PROBLEM: Output the data that follows exactly, line for line.

Collected data:
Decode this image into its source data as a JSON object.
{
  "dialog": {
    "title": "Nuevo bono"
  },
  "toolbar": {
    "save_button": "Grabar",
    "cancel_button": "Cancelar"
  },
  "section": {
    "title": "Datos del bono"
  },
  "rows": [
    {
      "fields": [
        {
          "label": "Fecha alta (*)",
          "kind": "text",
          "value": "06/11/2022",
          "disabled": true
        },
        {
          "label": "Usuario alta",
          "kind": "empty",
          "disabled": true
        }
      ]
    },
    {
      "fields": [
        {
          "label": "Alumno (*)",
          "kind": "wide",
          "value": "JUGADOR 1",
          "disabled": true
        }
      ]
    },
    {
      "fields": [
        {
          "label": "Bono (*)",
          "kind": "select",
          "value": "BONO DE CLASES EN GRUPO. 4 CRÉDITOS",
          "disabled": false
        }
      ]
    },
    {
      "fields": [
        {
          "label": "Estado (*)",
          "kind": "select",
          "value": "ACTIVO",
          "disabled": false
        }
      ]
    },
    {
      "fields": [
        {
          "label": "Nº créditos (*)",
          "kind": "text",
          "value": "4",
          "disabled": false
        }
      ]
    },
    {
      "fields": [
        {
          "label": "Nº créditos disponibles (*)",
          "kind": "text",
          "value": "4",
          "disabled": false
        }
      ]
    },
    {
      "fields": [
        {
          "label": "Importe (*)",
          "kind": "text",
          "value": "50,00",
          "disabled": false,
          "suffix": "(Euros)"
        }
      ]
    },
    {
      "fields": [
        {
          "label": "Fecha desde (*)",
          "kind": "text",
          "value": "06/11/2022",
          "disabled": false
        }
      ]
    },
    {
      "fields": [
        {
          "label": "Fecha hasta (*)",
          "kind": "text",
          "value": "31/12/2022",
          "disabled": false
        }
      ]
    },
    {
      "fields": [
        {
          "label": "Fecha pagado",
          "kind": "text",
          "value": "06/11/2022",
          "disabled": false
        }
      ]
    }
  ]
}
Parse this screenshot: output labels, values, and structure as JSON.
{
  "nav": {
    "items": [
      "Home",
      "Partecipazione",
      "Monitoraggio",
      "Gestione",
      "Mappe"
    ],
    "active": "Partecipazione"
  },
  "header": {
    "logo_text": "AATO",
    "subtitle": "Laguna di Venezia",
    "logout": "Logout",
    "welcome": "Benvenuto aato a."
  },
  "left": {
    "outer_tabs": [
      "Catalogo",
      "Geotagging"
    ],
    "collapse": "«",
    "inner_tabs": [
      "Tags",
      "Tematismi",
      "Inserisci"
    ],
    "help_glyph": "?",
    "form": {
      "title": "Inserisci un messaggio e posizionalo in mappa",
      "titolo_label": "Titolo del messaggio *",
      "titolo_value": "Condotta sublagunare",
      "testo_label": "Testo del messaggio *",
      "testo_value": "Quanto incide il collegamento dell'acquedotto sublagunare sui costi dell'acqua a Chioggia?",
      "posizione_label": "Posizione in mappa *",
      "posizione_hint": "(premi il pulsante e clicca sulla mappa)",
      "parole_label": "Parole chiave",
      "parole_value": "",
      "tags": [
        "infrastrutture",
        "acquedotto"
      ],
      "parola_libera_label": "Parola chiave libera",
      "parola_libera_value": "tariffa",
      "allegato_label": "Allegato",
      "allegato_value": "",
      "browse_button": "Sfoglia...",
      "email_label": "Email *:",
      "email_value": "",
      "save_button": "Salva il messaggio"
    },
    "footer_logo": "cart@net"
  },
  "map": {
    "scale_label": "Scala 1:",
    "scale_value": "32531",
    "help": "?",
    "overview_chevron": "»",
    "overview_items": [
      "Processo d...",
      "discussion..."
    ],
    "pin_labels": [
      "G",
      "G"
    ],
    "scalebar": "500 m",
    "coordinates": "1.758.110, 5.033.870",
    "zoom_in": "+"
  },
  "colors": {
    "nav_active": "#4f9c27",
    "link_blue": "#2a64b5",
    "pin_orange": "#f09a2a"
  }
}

SOLVED EXERCISE:
Decode this image into its source data as a JSON object.
{
  "dialog": {
    "title": "Nuevo bono"
  },
  "toolbar": {
    "save_button": "Grabar",
    "cancel_button": "Cancelar"
  },
  "section": {
    "title": "Datos del bono"
  },
  "rows": [
    {
      "fields": [
        {
          "label": "Fecha alta (*)",
          "kind": "text",
          "value": "06/11/2022",
          "disabled": true
        },
        {
          "label": "Usuario alta",
          "kind": "empty",
          "disabled": true
        }
      ]
    },
    {
      "fields": [
        {
          "label": "Alumno (*)",
          "kind": "wide",
          "value": "JUGADOR 1",
          "disabled": true
        }
      ]
    },
    {
      "fields": [
        {
          "label": "Bono (*)",
          "kind": "select",
          "value": "BONO DE CLASES EN GRUPO. 4 CRÉDITOS",
          "disabled": false
        }
      ]
    },
    {
      "fields": [
        {
          "label": "Estado (*)",
          "kind": "select",
          "value": "ACTIVO",
          "disabled": false
        }
      ]
    },
    {
      "fields": [
        {
          "label": "Nº créditos (*)",
          "kind": "text",
          "value": "4",
          "disabled": false
        }
      ]
    },
    {
      "fields": [
        {
          "label": "Nº créditos disponibles (*)",
          "kind": "text",
          "value": "4",
          "disabled": false
        }
      ]
    },
    {
      "fields": [
        {
          "label": "Importe (*)",
          "kind": "text",
          "value": "50,00",
          "disabled": false,
          "suffix": "(Euros)"
        }
      ]
    },
    {
      "fields": [
        {
          "label": "Fecha desde (*)",
          "kind": "text",
          "value": "06/11/2022",
          "disabled": false
        }
      ]
    },
    {
      "fields": [
        {
          "label": "Fecha hasta (*)",
          "kind": "text",
          "value": "31/12/2022",
          "disabled": false
        }
      ]
    },
    {
      "fields": [
        {
          "label": "Fecha pagado",
          "kind": "text",
          "value": "06/11/2022",
          "disabled": false
        }
      ]
    }
  ]
}
Parse this screenshot: output labels, values, and structure as JSON.
{
  "nav": {
    "items": [
      "Home",
      "Partecipazione",
      "Monitoraggio",
      "Gestione",
      "Mappe"
    ],
    "active": "Partecipazione"
  },
  "header": {
    "logo_text": "AATO",
    "subtitle": "Laguna di Venezia",
    "logout": "Logout",
    "welcome": "Benvenuto aato a."
  },
  "left": {
    "outer_tabs": [
      "Catalogo",
      "Geotagging"
    ],
    "collapse": "«",
    "inner_tabs": [
      "Tags",
      "Tematismi",
      "Inserisci"
    ],
    "help_glyph": "?",
    "form": {
      "title": "Inserisci un messaggio e posizionalo in mappa",
      "titolo_label": "Titolo del messaggio *",
      "titolo_value": "Condotta sublagunare",
      "testo_label": "Testo del messaggio *",
      "testo_value": "Quanto incide il collegamento dell'acquedotto sublagunare sui costi dell'acqua a Chioggia?",
      "posizione_label": "Posizione in mappa *",
      "posizione_hint": "(premi il pulsante e clicca sulla mappa)",
      "parole_label": "Parole chiave",
      "parole_value": "",
      "tags": [
        "infrastrutture",
        "acquedotto"
      ],
      "parola_libera_label": "Parola chiave libera",
      "parola_libera_value": "tariffa",
      "allegato_label": "Allegato",
      "allegato_value": "",
      "browse_button": "Sfoglia...",
      "email_label": "Email *:",
      "email_value": "",
      "save_button": "Salva il messaggio"
    },
    "footer_logo": "cart@net"
  },
  "map": {
    "scale_label": "Scala 1:",
    "scale_value": "32531",
    "help": "?",
    "overview_chevron": "»",
    "overview_items": [
      "Processo d...",
      "discussion..."
    ],
    "pin_labels": [
      "G",
      "G"
    ],
    "scalebar": "500 m",
    "coordinates": "1.758.110, 5.033.870",
    "zoom_in": "+"
  },
  "colors": {
    "nav_active": "#4f9c27",
    "link_blue": "#2a64b5",
    "pin_orange": "#f09a2a"
  }
}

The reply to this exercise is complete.